Stored records
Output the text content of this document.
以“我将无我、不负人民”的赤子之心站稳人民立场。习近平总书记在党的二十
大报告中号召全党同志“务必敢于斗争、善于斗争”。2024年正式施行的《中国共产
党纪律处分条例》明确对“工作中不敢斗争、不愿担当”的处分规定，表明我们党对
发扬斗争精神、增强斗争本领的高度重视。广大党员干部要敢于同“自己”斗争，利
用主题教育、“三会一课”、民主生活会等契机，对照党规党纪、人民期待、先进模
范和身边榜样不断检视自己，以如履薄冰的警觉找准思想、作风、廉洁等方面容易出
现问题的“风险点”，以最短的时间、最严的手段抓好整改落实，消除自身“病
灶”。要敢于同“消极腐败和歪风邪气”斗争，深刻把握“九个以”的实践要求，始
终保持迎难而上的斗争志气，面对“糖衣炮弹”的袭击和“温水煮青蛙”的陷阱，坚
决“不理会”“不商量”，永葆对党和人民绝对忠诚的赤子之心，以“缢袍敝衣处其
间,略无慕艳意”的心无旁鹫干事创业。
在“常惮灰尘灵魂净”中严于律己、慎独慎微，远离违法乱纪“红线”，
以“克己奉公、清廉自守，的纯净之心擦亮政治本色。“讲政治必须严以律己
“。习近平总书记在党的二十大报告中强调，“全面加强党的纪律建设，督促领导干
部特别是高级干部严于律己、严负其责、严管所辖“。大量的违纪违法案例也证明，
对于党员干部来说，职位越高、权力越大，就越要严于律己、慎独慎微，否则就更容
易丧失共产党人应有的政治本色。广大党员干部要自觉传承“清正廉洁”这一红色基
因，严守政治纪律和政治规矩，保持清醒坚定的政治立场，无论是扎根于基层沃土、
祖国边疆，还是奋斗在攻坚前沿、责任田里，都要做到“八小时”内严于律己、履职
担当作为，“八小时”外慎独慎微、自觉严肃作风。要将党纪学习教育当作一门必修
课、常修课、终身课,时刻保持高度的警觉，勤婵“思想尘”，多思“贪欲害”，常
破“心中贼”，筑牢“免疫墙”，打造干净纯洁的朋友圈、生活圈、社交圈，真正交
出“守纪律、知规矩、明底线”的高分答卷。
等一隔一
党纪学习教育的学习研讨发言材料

JOB: Every record above should be output exactly.

PROBLEM SOLUTION:
Output the text content of this document.
以“我将无我、不负人民”的赤子之心站稳人民立场。习近平总书记在党的二十
大报告中号召全党同志“务必敢于斗争、善于斗争”。2024年正式施行的《中国共产
党纪律处分条例》明确对“工作中不敢斗争、不愿担当”的处分规定，表明我们党对
发扬斗争精神、增强斗争本领的高度重视。广大党员干部要敢于同“自己”斗争，利
用主题教育、“三会一课”、民主生活会等契机，对照党规党纪、人民期待、先进模
范和身边榜样不断检视自己，以如履薄冰的警觉找准思想、作风、廉洁等方面容易出
现问题的“风险点”，以最短的时间、最严的手段抓好整改落实，消除自身“病
灶”。要敢于同“消极腐败和歪风邪气”斗争，深刻把握“九个以”的实践要求，始
终保持迎难而上的斗争志气，面对“糖衣炮弹”的袭击和“温水煮青蛙”的陷阱，坚
决“不理会”“不商量”，永葆对党和人民绝对忠诚的赤子之心，以“缢袍敝衣处其
间,略无慕艳意”的心无旁鹫干事创业。
在“常惮灰尘灵魂净”中严于律己、慎独慎微，远离违法乱纪“红线”，
以“克己奉公、清廉自守，的纯净之心擦亮政治本色。“讲政治必须严以律己
“。习近平总书记在党的二十大报告中强调，“全面加强党的纪律建设，督促领导干
部特别是高级干部严于律己、严负其责、严管所辖“。大量的违纪违法案例也证明，
对于党员干部来说，职位越高、权力越大，就越要严于律己、慎独慎微，否则就更容
易丧失共产党人应有的政治本色。广大党员干部要自觉传承“清正廉洁”这一红色基
因，严守政治纪律和政治规矩，保持清醒坚定的政治立场，无论是扎根于基层沃土、
祖国边疆，还是奋斗在攻坚前沿、责任田里，都要做到“八小时”内严于律己、履职
担当作为，“八小时”外慎独慎微、自觉严肃作风。要将党纪学习教育当作一门必修
课、常修课、终身课,时刻保持高度的警觉，勤婵“思想尘”，多思“贪欲害”，常
破“心中贼”，筑牢“免疫墙”，打造干净纯洁的朋友圈、生活圈、社交圈，真正交
出“守纪律、知规矩、明底线”的高分答卷。
等一隔一
党纪学习教育的学习研讨发言材料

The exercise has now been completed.